## What is required:
Output only the lines from the line holding "Extract the structured" through the close of the records, exactly as they appear, with all pictures omitted.

## Dataset excerpt:
------

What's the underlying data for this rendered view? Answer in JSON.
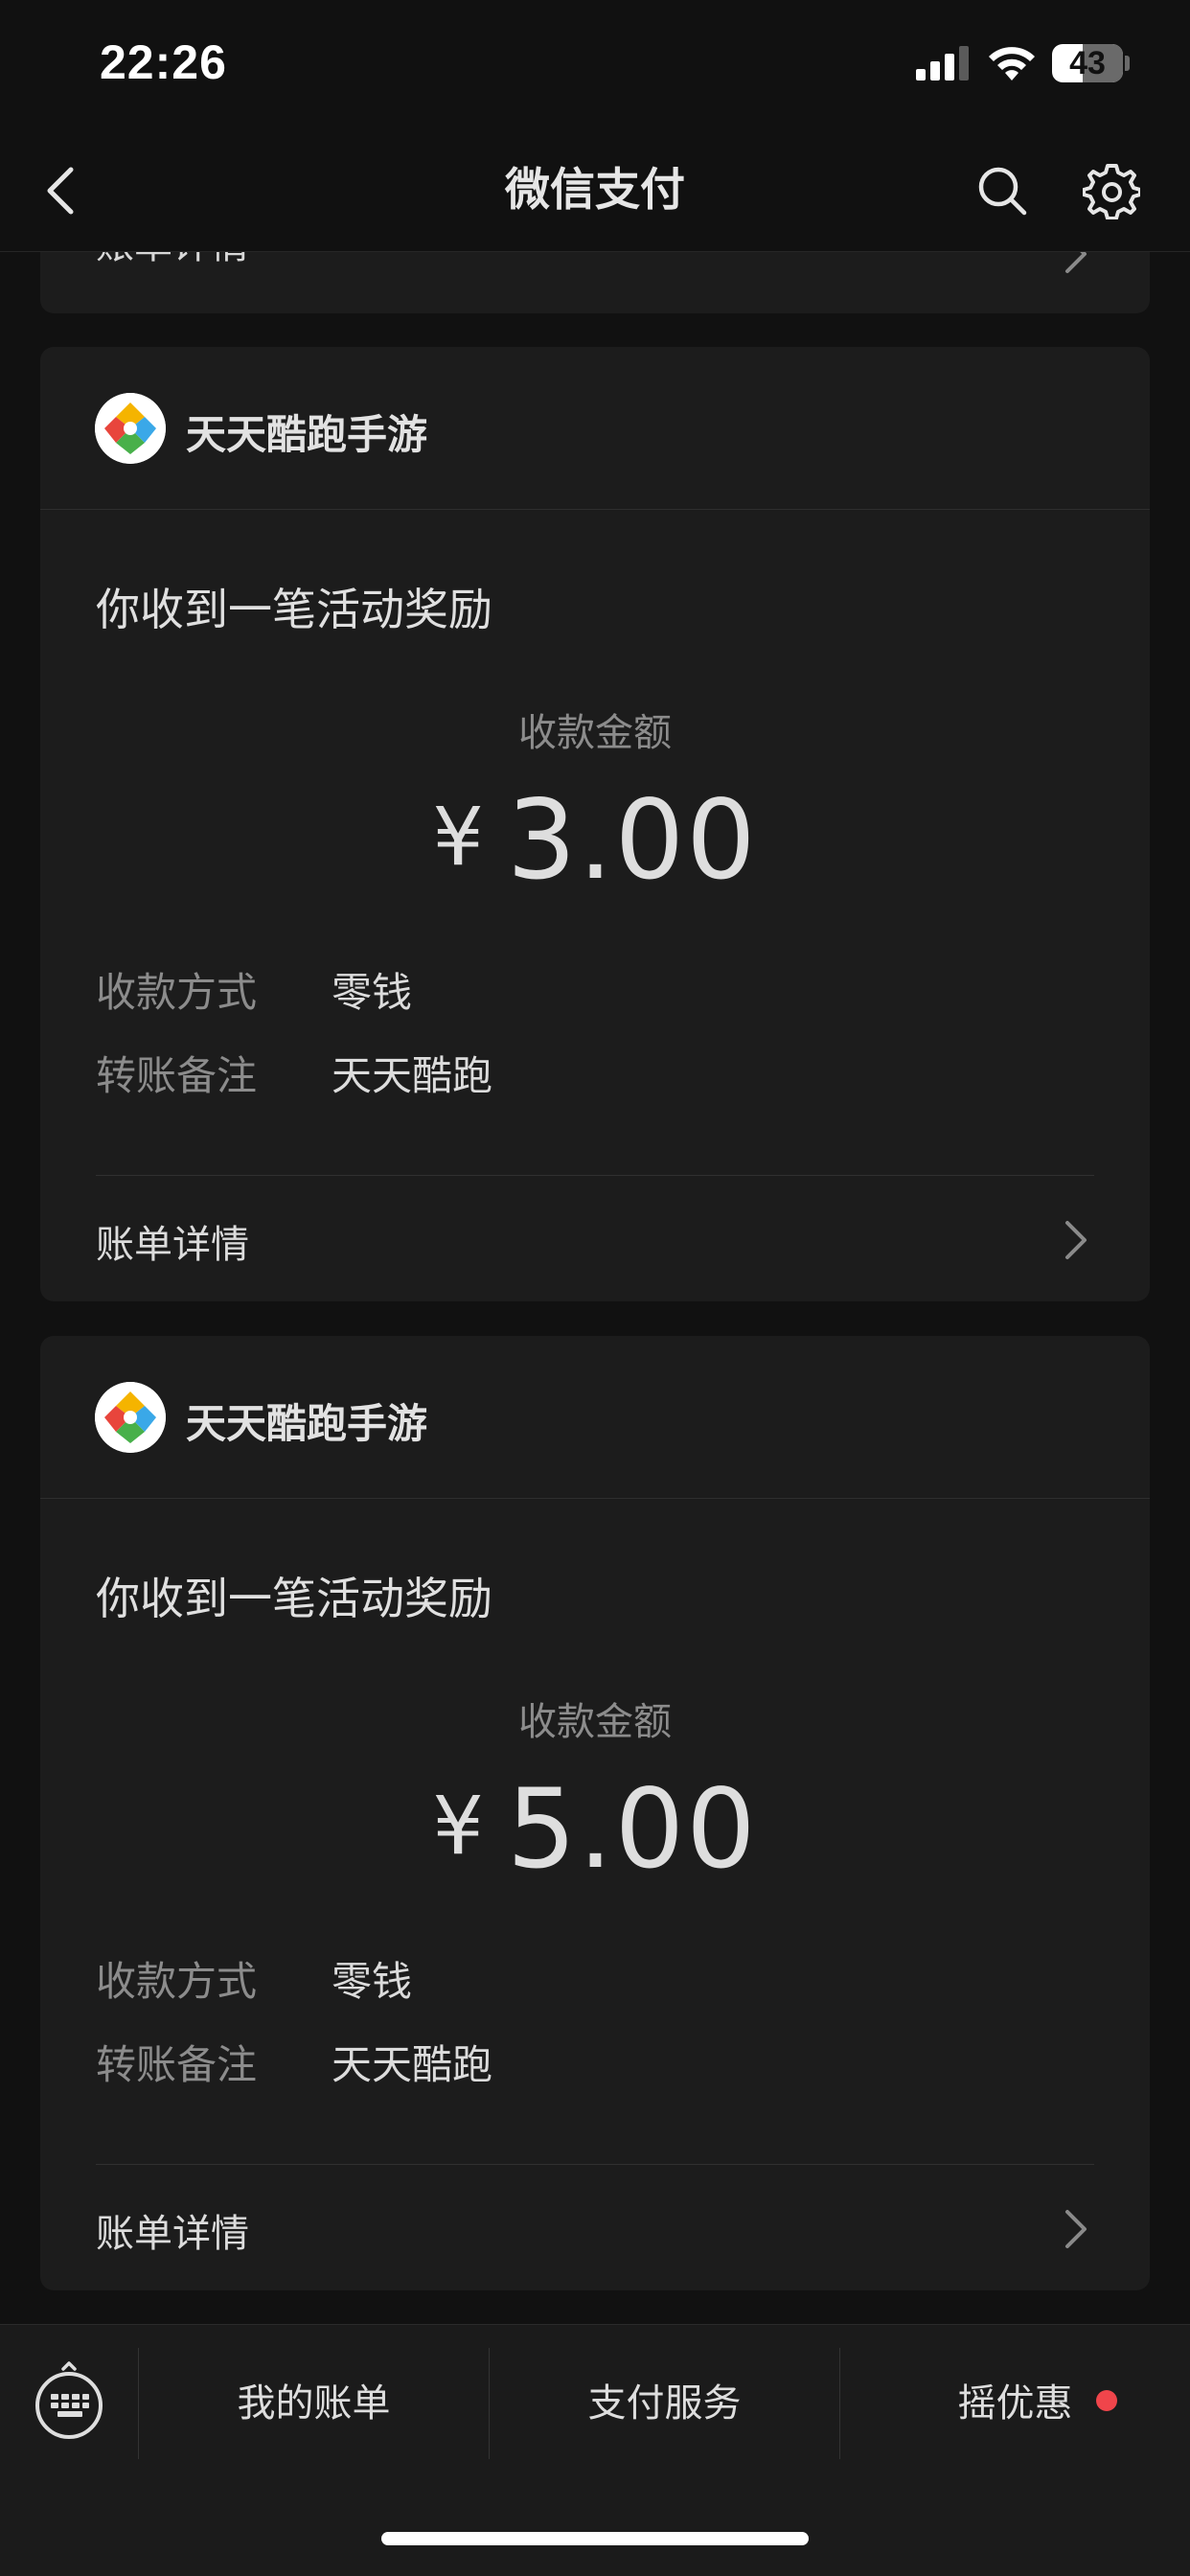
{
  "status_bar": {
    "time": "22:26",
    "battery_level": "43",
    "battery_fraction": 0.43
  },
  "nav": {
    "title": "微信支付",
    "back_icon": "chevron-left-icon",
    "search_icon": "search-icon",
    "settings_icon": "gear-icon"
  },
  "previous_card": {
    "detail_label": "账单详情"
  },
  "cards": [
    {
      "app_name": "天天酷跑手游",
      "notice": "你收到一笔活动奖励",
      "amount_label": "收款金额",
      "currency": "¥",
      "amount": "3.00",
      "method_key": "收款方式",
      "method_value": "零钱",
      "remark_key": "转账备注",
      "remark_value": "天天酷跑",
      "detail_label": "账单详情"
    },
    {
      "app_name": "天天酷跑手游",
      "notice": "你收到一笔活动奖励",
      "amount_label": "收款金额",
      "currency": "¥",
      "amount": "5.00",
      "method_key": "收款方式",
      "method_value": "零钱",
      "remark_key": "转账备注",
      "remark_value": "天天酷跑",
      "detail_label": "账单详情"
    }
  ],
  "tab_bar": {
    "keyboard_icon": "keyboard-icon",
    "tabs": [
      "我的账单",
      "支付服务",
      "摇优惠"
    ],
    "badge_color": "#f0454b"
  },
  "colors": {
    "background": "#111111",
    "card": "#1c1c1c",
    "accent_red": "#f0454b"
  }
}
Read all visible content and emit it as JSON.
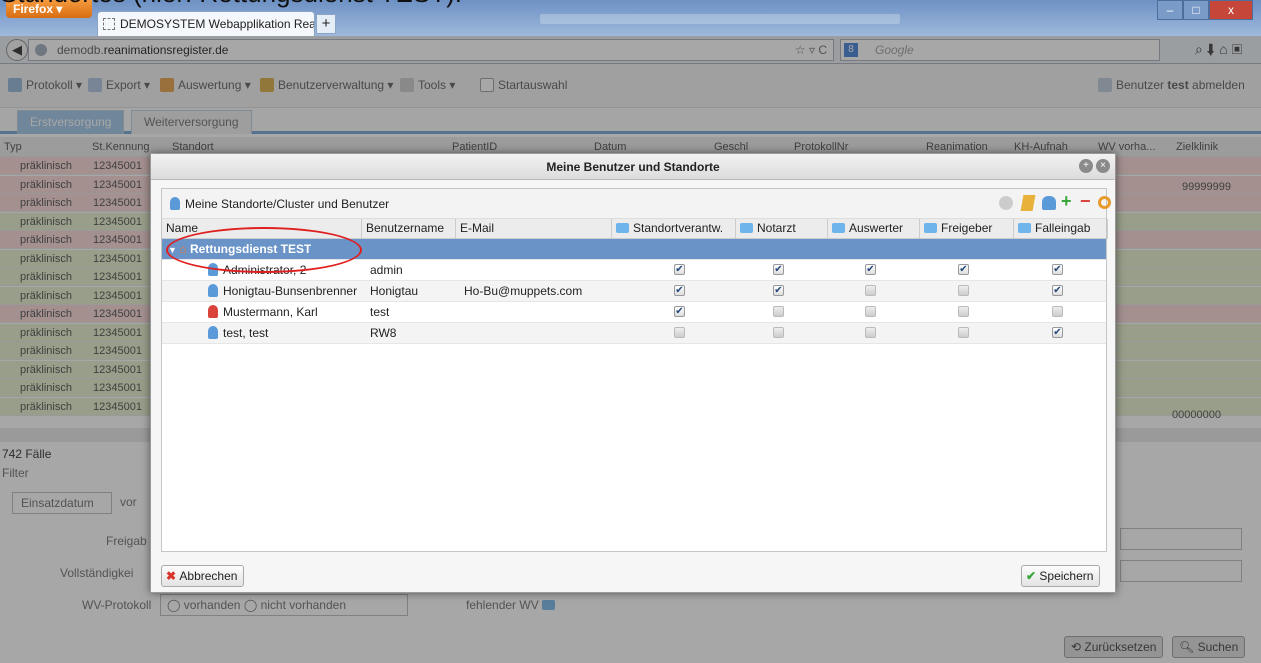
{
  "caption": "Standortes (hier: Rettungsdienst TEST).",
  "browser": {
    "app_button": "Firefox ▾",
    "tab_title": "DEMOSYSTEM Webapplikation Reanima...",
    "new_tab": "+",
    "url_prefix": "demodb.",
    "url_host": "reanimationsregister.de",
    "search_placeholder": "Google",
    "window_buttons": [
      "–",
      "□",
      "x"
    ]
  },
  "toolbar": {
    "items": [
      "Protokoll ▾",
      "Export ▾",
      "Auswertung ▾",
      "Benutzerverwaltung ▾",
      "Tools ▾",
      "Startauswahl"
    ],
    "logout_prefix": "Benutzer ",
    "logout_user": "test",
    "logout_suffix": " abmelden"
  },
  "tabs": [
    "Erstversorgung",
    "Weiterversorgung"
  ],
  "background": {
    "columns": [
      "Typ",
      "St.Kennung",
      "Standort",
      "PatientID",
      "Datum",
      "Geschl",
      "ProtokollNr",
      "Reanimation",
      "KH-Aufnah",
      "WV vorha...",
      "Zielklinik"
    ],
    "row_type": "präklinisch",
    "row_kennung": "12345001",
    "zielklinik_values": [
      "99999999",
      "00000000"
    ],
    "row_count": "742 Fälle",
    "filter_title": "Filter",
    "einsatzdatum": "Einsatzdatum",
    "vor_label": "vor",
    "freigabe_label": "Freigab",
    "vollstaendigkeit_label": "Vollständigkei",
    "wv_protokoll_label": "WV-Protokoll",
    "radio_vorhanden": "vorhanden",
    "radio_nicht_vorhanden": "nicht vorhanden",
    "fehlender_wv": "fehlender WV",
    "reset_button": "Zurücksetzen",
    "search_button": "Suchen"
  },
  "dialog": {
    "title": "Meine Benutzer und Standorte",
    "panel_title": "Meine Standorte/Cluster und Benutzer",
    "columns": [
      "Name",
      "Benutzername",
      "E-Mail",
      "Standortverantw.",
      "Notarzt",
      "Auswerter",
      "Freigeber",
      "Falleingab"
    ],
    "group": "Rettungsdienst TEST",
    "users": [
      {
        "name": "Administrator, 2",
        "username": "admin",
        "email": "",
        "icon_color": "#5b9ad8",
        "flags": [
          true,
          true,
          true,
          true,
          true
        ]
      },
      {
        "name": "Honigtau-Bunsenbrenner",
        "username": "Honigtau",
        "email": "Ho-Bu@muppets.com",
        "icon_color": "#5b9ad8",
        "flags": [
          true,
          true,
          false,
          false,
          true
        ]
      },
      {
        "name": "Mustermann, Karl",
        "username": "test",
        "email": "",
        "icon_color": "#d9433a",
        "flags": [
          true,
          false,
          false,
          false,
          false
        ]
      },
      {
        "name": "test, test",
        "username": "RW8",
        "email": "",
        "icon_color": "#5b9ad8",
        "flags": [
          false,
          false,
          false,
          false,
          true
        ]
      }
    ],
    "cancel_button": "Abbrechen",
    "save_button": "Speichern"
  },
  "colors": {
    "selected_row": "#6a93c8",
    "annotation_circle": "#e02020",
    "row_pink": "#f7d6d3",
    "row_green": "#e4efc8"
  }
}
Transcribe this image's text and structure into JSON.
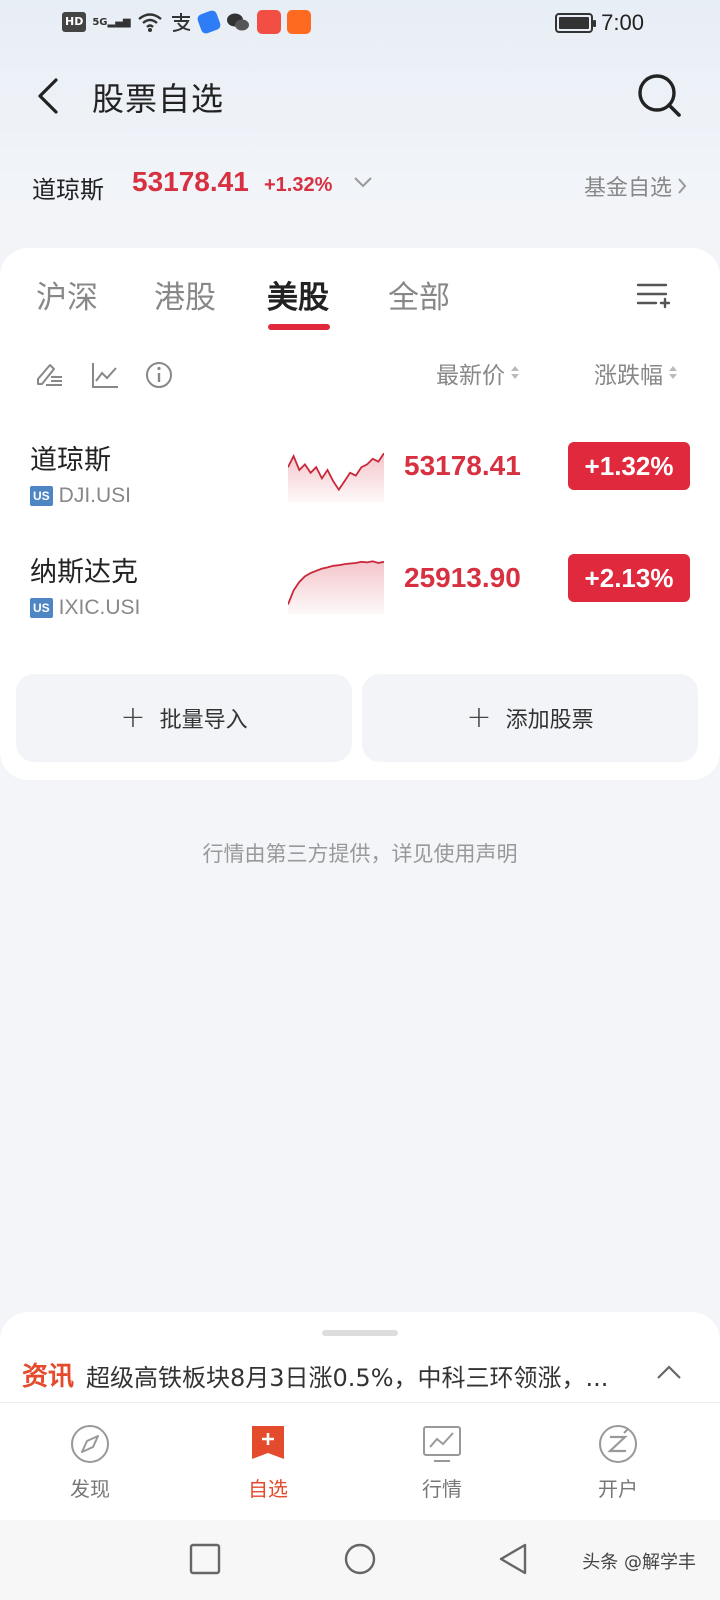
{
  "status_bar": {
    "hd": "HD",
    "signal": "5G",
    "time": "7:00"
  },
  "header": {
    "title": "股票自选"
  },
  "index_summary": {
    "name": "道琼斯",
    "price": "53178.41",
    "change": "+1.32%",
    "fund_link": "基金自选"
  },
  "tabs": [
    {
      "label": "沪深",
      "active": false
    },
    {
      "label": "港股",
      "active": false
    },
    {
      "label": "美股",
      "active": true
    },
    {
      "label": "全部",
      "active": false
    }
  ],
  "columns": {
    "price": "最新价",
    "change": "涨跌幅"
  },
  "stocks": [
    {
      "name": "道琼斯",
      "market": "US",
      "code": "DJI.USI",
      "price": "53178.41",
      "change": "+1.32%",
      "spark": [
        0.55,
        0.75,
        0.5,
        0.6,
        0.45,
        0.55,
        0.35,
        0.5,
        0.3,
        0.15,
        0.3,
        0.45,
        0.4,
        0.55,
        0.6,
        0.7,
        0.65,
        0.8
      ]
    },
    {
      "name": "纳斯达克",
      "market": "US",
      "code": "IXIC.USI",
      "price": "25913.90",
      "change": "+2.13%",
      "spark": [
        0.1,
        0.35,
        0.5,
        0.6,
        0.66,
        0.7,
        0.74,
        0.76,
        0.79,
        0.8,
        0.82,
        0.83,
        0.84,
        0.86,
        0.85,
        0.87,
        0.84,
        0.86
      ]
    }
  ],
  "actions": {
    "batch_import": "批量导入",
    "add_stock": "添加股票"
  },
  "disclaimer": "行情由第三方提供，详见使用声明",
  "news": {
    "tag": "资讯",
    "text": "超级高铁板块8月3日涨0.5%，中科三环领涨，..."
  },
  "bottom_nav": [
    {
      "label": "发现",
      "icon": "compass-icon"
    },
    {
      "label": "自选",
      "icon": "watchlist-plus-icon"
    },
    {
      "label": "行情",
      "icon": "market-chart-icon"
    },
    {
      "label": "开户",
      "icon": "open-account-icon"
    }
  ],
  "watermark": "头条 @解学丰",
  "colors": {
    "up_red": "#d73040",
    "accent": "#e0293c",
    "news_orange": "#e44a2c"
  }
}
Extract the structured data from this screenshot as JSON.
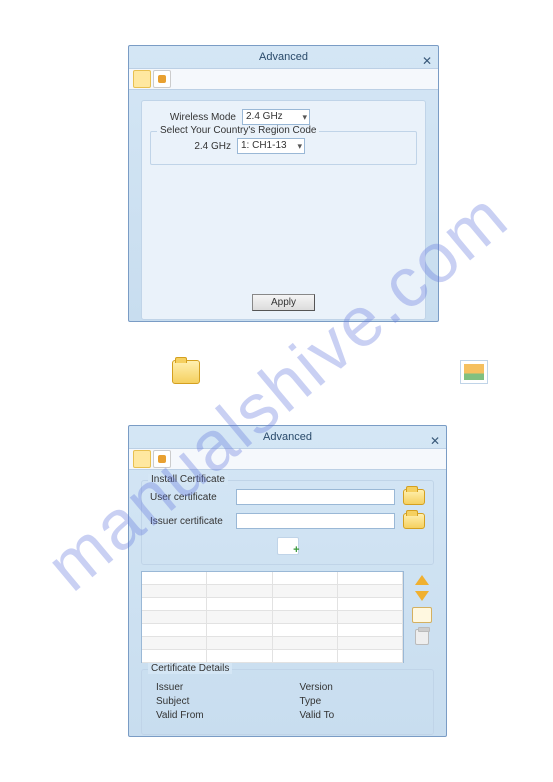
{
  "watermark": "manualshive.com",
  "window1": {
    "title": "Advanced",
    "wirelessModeLabel": "Wireless Mode",
    "wirelessModeValue": "2.4 GHz",
    "regionLegend": "Select Your Country's Region Code",
    "band24Label": "2.4 GHz",
    "band24Value": "1: CH1-13",
    "applyLabel": "Apply"
  },
  "window2": {
    "title": "Advanced",
    "installLegend": "Install Certificate",
    "userCertLabel": "User certificate",
    "issuerCertLabel": "Issuer certificate",
    "detailsLegend": "Certificate Details",
    "left": {
      "issuer": "Issuer",
      "subject": "Subject",
      "validFrom": "Valid From"
    },
    "right": {
      "version": "Version",
      "type": "Type",
      "validTo": "Valid To"
    }
  }
}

------

## Exercise output:
Extract the structured data from this screenshot as JSON.
{
  "watermark": "manualshive.com",
  "window1": {
    "title": "Advanced",
    "wirelessModeLabel": "Wireless Mode",
    "wirelessModeValue": "2.4 GHz",
    "regionLegend": "Select Your Country's Region Code",
    "band24Label": "2.4 GHz",
    "band24Value": "1: CH1-13",
    "applyLabel": "Apply"
  },
  "window2": {
    "title": "Advanced",
    "installLegend": "Install Certificate",
    "userCertLabel": "User certificate",
    "issuerCertLabel": "Issuer certificate",
    "detailsLegend": "Certificate Details",
    "left": {
      "issuer": "Issuer",
      "subject": "Subject",
      "validFrom": "Valid From"
    },
    "right": {
      "version": "Version",
      "type": "Type",
      "validTo": "Valid To"
    }
  }
}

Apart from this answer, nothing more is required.